[Figure record listings]
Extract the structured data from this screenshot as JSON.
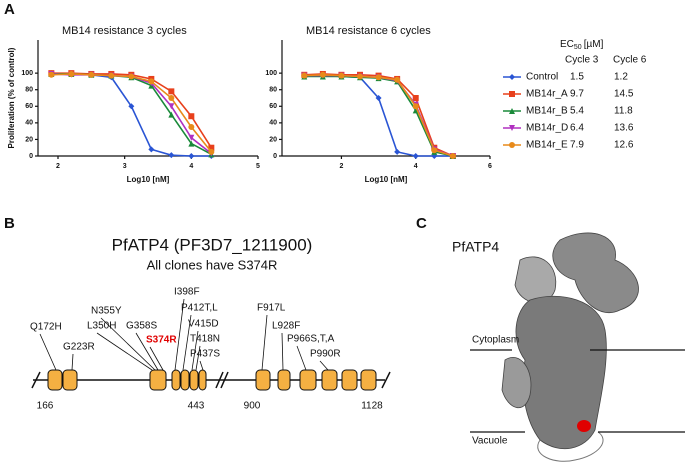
{
  "panel_labels": [
    "A",
    "B",
    "C"
  ],
  "chart_data": [
    {
      "type": "line",
      "title": "MB14 resistance 3 cycles",
      "xlabel": "Log10 [nM]",
      "ylabel": "Proliferation (% of control)",
      "x": [
        1.9,
        2.2,
        2.5,
        2.8,
        3.1,
        3.4,
        3.7,
        4.0,
        4.3
      ],
      "xlim": [
        1.7,
        5
      ],
      "xticks": [
        2,
        3,
        4,
        5
      ],
      "ylim": [
        0,
        140
      ],
      "yticks": [
        0,
        20,
        40,
        60,
        80,
        100
      ],
      "series": [
        {
          "name": "Control",
          "color": "#2a55d4",
          "marker": "diamond",
          "values": [
            100,
            99,
            98,
            95,
            60,
            8,
            1,
            0,
            0
          ]
        },
        {
          "name": "MB14r_A",
          "color": "#e8401c",
          "marker": "square",
          "values": [
            100,
            100,
            99,
            99,
            98,
            93,
            78,
            48,
            10
          ]
        },
        {
          "name": "MB14r_B",
          "color": "#1a8a3a",
          "marker": "triangle",
          "values": [
            99,
            99,
            98,
            97,
            95,
            85,
            50,
            15,
            2
          ]
        },
        {
          "name": "MB14r_D",
          "color": "#b030c0",
          "marker": "triangle-down",
          "values": [
            99,
            98,
            98,
            97,
            96,
            88,
            60,
            22,
            3
          ]
        },
        {
          "name": "MB14r_E",
          "color": "#e88a1a",
          "marker": "circle",
          "values": [
            98,
            99,
            98,
            97,
            96,
            90,
            70,
            35,
            5
          ]
        }
      ]
    },
    {
      "type": "line",
      "title": "MB14 resistance 6 cycles",
      "xlabel": "Log10 [nM]",
      "x": [
        1,
        1.5,
        2,
        2.5,
        3,
        3.5,
        4,
        4.5,
        5
      ],
      "xlim": [
        0.4,
        6
      ],
      "xticks": [
        2,
        4,
        6
      ],
      "ylim": [
        0,
        140
      ],
      "yticks": [
        0,
        20,
        40,
        60,
        80,
        100
      ],
      "series": [
        {
          "name": "Control",
          "color": "#2a55d4",
          "marker": "diamond",
          "values": [
            97,
            97,
            96,
            95,
            70,
            5,
            0,
            0,
            0
          ]
        },
        {
          "name": "MB14r_A",
          "color": "#e8401c",
          "marker": "square",
          "values": [
            98,
            99,
            98,
            98,
            97,
            93,
            70,
            10,
            0
          ]
        },
        {
          "name": "MB14r_B",
          "color": "#1a8a3a",
          "marker": "triangle",
          "values": [
            96,
            96,
            96,
            95,
            94,
            90,
            55,
            5,
            0
          ]
        },
        {
          "name": "MB14r_D",
          "color": "#b030c0",
          "marker": "triangle-down",
          "values": [
            97,
            97,
            97,
            96,
            95,
            91,
            62,
            8,
            0
          ]
        },
        {
          "name": "MB14r_E",
          "color": "#e88a1a",
          "marker": "circle",
          "values": [
            97,
            98,
            97,
            96,
            95,
            92,
            60,
            7,
            0
          ]
        }
      ]
    }
  ],
  "ec50_table": {
    "header": [
      "EC",
      "50",
      "[µM]"
    ],
    "columns": [
      "Cycle 3",
      "Cycle 6"
    ],
    "rows": [
      [
        1.5,
        1.2
      ],
      [
        9.7,
        14.5
      ],
      [
        5.4,
        11.8
      ],
      [
        6.4,
        13.6
      ],
      [
        7.9,
        12.6
      ]
    ]
  },
  "panel_b": {
    "title": "PfATP4 (PF3D7_1211900)",
    "subtitle": "All clones have S374R",
    "mutations": [
      "Q172H",
      "G223R",
      "L350H",
      "N355Y",
      "G358S",
      "S374R",
      "I398F",
      "P412T,L",
      "V415D",
      "T418N",
      "P437S",
      "F917L",
      "L928F",
      "P966S,T,A",
      "P990R"
    ],
    "residues": [
      166,
      443,
      900,
      1128
    ]
  },
  "panel_c": {
    "title": "PfATP4",
    "regions": [
      "Cytoplasm",
      "Vacuole"
    ]
  }
}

**What you have to do**
Select every line of the records holding the string "cycles".

**Exercise solution**
      "title": "MB14 resistance 3 cycles",
      "title": "MB14 resistance 6 cycles",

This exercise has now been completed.